Your objective:
From the profit plan podcast notes below, write out the passage from "If you haven't" up to and including "get your results.", word for word.

Text excerpt:
326 - Creating your profit plan

On today's episode of the podcast I'm sharing how to build a profit plan designed for your business. 

If you haven't already, take our quiz to help determine your best starting point on your legal and tax journey. Head to notavglaw.com/quiz to get your results. 

When I started my business I was operating with a sub-500 credit score and I didn't have the greatest habits with money (still don't always, but I have the knowledge and know-how).I was in a cycle of churn and burn that was further exacerbated when I started making more money in the business. I'm not going to tell you that making more money doesn't help, but if you're not managing it well, what happens is you start spending more money on more expenses. That's why it's really important to stay off the "WTF happened to my money?" hamster wheel and get your profit sorted out sooner rather than later.

Provided information:
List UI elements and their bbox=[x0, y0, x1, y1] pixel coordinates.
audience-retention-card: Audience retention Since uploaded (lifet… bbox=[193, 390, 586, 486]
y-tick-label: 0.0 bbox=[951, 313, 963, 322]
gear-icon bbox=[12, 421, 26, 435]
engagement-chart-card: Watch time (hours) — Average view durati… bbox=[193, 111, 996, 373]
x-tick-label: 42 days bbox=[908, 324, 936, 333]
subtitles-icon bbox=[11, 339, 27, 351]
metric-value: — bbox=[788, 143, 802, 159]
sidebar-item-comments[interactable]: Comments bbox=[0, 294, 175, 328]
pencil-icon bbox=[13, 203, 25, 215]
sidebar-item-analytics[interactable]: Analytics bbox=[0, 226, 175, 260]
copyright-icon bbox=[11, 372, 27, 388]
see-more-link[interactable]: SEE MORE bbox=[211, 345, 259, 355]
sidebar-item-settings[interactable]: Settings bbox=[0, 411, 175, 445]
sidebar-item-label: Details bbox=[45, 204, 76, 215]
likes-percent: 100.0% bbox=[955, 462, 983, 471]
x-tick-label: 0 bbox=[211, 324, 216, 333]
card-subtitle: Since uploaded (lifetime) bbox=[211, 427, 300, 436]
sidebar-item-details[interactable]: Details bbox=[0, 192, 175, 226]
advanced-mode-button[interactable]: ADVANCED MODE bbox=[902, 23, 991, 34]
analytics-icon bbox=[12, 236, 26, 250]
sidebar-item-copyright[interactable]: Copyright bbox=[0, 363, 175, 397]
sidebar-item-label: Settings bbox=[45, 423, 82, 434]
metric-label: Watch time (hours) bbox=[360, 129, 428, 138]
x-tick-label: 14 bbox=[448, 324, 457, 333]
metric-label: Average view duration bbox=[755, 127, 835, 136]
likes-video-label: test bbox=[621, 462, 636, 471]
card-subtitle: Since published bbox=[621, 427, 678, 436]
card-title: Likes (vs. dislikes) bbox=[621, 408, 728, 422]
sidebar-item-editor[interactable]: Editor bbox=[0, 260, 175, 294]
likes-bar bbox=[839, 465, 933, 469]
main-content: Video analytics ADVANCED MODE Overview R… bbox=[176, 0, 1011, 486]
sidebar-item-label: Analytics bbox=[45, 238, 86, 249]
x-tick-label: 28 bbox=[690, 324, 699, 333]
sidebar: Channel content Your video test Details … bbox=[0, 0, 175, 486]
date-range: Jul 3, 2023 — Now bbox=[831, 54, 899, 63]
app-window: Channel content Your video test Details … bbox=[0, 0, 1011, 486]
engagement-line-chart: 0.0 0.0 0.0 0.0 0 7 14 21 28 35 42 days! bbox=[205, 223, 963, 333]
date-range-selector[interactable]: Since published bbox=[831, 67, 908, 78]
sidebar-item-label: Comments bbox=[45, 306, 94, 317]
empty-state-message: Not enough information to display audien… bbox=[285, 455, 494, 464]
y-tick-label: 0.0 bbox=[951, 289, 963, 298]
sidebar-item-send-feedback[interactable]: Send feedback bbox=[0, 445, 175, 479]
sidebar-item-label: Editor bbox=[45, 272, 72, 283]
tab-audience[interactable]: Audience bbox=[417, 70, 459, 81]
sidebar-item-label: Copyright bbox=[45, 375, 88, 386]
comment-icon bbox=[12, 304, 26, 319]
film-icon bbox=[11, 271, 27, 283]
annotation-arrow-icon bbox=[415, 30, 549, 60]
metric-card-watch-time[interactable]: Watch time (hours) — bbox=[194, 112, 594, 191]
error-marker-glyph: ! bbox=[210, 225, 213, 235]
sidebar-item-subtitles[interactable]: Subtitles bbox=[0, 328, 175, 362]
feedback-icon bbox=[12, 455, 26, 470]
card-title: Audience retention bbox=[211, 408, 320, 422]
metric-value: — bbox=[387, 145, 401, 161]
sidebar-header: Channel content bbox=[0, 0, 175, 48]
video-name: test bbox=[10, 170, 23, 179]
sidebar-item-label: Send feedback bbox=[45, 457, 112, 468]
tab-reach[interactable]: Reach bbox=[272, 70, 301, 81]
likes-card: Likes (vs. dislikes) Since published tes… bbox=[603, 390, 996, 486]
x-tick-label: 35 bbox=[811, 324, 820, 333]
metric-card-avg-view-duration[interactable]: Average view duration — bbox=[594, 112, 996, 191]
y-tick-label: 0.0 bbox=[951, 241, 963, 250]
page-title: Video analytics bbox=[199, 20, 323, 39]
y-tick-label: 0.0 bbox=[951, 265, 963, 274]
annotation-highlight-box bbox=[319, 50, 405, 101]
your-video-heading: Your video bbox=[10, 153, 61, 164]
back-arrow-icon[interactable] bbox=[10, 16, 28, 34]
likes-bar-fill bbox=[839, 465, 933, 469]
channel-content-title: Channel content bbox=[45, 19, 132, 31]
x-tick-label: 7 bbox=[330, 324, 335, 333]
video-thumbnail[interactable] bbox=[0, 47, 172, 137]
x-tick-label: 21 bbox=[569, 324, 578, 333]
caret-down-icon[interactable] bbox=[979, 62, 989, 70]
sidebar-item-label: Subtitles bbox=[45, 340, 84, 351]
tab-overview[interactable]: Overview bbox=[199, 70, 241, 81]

Written answer:
If you haven't already, take our quiz to help determine your best starting point on your legal and tax journey. Head to notavglaw.com/quiz to get your results.